Start

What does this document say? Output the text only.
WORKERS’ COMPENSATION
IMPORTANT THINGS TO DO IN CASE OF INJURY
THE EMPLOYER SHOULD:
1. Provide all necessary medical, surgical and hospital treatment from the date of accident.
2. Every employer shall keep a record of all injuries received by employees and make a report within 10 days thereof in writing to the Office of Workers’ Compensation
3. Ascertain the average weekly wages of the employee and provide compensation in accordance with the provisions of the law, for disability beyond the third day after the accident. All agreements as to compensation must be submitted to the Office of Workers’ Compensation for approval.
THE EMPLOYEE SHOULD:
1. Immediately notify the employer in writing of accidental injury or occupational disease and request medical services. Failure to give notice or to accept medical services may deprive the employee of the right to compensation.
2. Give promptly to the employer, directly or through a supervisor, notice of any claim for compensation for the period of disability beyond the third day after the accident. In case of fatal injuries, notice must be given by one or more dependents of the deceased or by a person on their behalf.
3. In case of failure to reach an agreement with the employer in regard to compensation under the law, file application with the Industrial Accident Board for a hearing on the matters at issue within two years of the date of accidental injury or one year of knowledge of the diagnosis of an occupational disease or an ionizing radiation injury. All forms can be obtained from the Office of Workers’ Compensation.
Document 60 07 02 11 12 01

End

Please output the complete data exactly.

- Solution for this task -
What does this document say? Output the text only.
WORKERS’ COMPENSATION
IMPORTANT THINGS TO DO IN CASE OF INJURY
THE EMPLOYER SHOULD:
1. Provide all necessary medical, surgical and hospital treatment from the date of accident.
2. Every employer shall keep a record of all injuries received by employees and make a report within 10 days thereof in writing to the Office of Workers’ Compensation
3. Ascertain the average weekly wages of the employee and provide compensation in accordance with the provisions of the law, for disability beyond the third day after the accident. All agreements as to compensation must be submitted to the Office of Workers’ Compensation for approval.
THE EMPLOYEE SHOULD:
1. Immediately notify the employer in writing of accidental injury or occupational disease and request medical services. Failure to give notice or to accept medical services may deprive the employee of the right to compensation.
2. Give promptly to the employer, directly or through a supervisor, notice of any claim for compensation for the period of disability beyond the third day after the accident. In case of fatal injuries, notice must be given by one or more dependents of the deceased or by a person on their behalf.
3. In case of failure to reach an agreement with the employer in regard to compensation under the law, file application with the Industrial Accident Board for a hearing on the matters at issue within two years of the date of accidental injury or one year of knowledge of the diagnosis of an occupational disease or an ionizing radiation injury. All forms can be obtained from the Office of Workers’ Compensation.
Document 60 07 02 11 12 01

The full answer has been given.